__REQUIRED WORK__
Examine each line of the data. Copy those that contain the string "from".

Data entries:
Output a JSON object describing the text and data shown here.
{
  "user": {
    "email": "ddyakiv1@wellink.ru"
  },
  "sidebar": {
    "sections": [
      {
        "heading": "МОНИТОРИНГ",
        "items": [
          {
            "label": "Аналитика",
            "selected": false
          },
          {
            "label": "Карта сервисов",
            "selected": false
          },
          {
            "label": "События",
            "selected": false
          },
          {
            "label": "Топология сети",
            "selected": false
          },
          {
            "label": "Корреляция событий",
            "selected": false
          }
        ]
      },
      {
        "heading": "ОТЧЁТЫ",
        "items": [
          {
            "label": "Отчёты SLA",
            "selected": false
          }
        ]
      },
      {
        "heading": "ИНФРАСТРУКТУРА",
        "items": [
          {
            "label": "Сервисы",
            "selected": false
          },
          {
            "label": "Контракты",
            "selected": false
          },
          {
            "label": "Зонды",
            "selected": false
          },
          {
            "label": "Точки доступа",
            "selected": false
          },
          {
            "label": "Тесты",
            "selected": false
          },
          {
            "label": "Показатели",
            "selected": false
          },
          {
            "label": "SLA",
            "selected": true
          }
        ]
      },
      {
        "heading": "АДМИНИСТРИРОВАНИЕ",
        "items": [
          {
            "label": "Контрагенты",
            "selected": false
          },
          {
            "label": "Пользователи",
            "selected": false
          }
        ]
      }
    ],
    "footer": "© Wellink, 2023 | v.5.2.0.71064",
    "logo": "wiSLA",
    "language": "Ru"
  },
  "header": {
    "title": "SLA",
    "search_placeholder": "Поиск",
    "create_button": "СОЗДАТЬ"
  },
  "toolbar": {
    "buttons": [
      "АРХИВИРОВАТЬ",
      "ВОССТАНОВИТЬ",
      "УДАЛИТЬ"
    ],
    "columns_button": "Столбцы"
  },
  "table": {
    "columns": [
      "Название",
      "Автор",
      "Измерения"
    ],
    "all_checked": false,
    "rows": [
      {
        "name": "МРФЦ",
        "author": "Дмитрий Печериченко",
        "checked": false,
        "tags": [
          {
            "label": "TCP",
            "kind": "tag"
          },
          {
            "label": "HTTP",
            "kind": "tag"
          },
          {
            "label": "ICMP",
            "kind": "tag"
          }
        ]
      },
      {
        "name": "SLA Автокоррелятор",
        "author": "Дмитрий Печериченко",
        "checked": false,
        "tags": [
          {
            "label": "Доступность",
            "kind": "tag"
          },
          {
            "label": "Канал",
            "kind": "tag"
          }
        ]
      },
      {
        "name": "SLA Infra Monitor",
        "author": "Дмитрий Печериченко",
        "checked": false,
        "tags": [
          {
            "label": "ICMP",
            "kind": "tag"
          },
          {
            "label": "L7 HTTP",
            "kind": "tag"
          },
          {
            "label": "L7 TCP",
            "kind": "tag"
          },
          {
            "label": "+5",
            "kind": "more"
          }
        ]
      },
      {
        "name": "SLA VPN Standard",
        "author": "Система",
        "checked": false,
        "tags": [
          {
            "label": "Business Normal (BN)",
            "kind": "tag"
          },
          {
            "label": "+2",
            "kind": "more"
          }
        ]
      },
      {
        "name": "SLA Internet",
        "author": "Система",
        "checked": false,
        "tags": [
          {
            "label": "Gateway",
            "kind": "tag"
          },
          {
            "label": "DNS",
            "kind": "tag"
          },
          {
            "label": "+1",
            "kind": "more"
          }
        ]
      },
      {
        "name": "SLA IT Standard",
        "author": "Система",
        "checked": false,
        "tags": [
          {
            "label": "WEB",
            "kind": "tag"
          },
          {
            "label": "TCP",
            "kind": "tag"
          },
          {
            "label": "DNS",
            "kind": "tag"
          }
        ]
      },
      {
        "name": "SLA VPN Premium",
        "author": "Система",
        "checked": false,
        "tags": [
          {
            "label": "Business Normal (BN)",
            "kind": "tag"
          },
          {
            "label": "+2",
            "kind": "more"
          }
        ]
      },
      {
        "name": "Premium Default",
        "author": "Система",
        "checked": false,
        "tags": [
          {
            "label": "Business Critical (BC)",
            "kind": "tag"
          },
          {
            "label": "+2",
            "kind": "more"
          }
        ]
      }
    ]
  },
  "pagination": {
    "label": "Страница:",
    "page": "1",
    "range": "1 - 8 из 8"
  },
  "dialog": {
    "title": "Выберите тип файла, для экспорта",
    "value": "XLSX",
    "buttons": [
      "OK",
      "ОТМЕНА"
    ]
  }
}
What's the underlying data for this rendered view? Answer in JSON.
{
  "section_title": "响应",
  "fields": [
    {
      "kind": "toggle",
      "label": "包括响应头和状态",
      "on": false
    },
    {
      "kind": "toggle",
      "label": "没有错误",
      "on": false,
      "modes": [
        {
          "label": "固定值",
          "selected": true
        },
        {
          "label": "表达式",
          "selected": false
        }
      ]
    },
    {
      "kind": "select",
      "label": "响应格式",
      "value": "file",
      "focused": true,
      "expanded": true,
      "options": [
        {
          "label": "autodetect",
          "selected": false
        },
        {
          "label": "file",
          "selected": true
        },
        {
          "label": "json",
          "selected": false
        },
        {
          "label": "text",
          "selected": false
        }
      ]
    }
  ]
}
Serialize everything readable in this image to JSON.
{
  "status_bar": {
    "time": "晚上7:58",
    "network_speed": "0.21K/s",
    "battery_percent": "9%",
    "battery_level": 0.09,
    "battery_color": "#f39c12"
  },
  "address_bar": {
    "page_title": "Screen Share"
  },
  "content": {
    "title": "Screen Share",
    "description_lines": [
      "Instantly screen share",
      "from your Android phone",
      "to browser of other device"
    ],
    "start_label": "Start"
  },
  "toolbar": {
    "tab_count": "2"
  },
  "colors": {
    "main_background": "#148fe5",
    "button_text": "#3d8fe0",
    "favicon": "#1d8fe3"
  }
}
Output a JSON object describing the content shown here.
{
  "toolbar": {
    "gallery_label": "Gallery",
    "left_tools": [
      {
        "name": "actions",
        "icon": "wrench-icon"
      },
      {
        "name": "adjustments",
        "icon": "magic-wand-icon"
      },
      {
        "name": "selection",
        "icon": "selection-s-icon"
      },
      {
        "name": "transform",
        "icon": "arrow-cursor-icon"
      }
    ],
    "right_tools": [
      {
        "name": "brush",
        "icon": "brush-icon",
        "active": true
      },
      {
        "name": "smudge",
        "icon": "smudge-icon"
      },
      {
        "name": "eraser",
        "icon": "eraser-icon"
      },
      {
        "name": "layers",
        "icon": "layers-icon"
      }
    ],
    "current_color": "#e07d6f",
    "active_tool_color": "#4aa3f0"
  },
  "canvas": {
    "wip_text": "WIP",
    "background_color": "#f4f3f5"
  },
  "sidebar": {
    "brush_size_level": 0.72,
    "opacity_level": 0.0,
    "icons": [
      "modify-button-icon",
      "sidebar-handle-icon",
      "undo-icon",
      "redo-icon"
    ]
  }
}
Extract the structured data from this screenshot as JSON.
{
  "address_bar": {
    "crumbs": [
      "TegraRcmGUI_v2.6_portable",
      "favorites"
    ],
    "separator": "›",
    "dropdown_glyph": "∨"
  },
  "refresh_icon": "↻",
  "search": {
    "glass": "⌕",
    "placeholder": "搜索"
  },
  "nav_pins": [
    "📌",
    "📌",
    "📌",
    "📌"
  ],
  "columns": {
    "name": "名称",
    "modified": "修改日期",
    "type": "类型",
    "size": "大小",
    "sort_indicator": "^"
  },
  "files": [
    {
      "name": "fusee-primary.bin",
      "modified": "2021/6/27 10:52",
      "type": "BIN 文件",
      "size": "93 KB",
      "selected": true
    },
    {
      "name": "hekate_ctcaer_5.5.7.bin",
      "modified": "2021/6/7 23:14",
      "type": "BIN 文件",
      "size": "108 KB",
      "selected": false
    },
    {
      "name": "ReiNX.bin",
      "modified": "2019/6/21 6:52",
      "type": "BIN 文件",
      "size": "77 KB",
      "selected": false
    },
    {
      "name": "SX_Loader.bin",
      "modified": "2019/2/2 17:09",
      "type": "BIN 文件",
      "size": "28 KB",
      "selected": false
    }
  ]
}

__ANSWER TO THIS PROBLEM__
      "from your Android phone",
Extract the structured data from this screenshot as JSON.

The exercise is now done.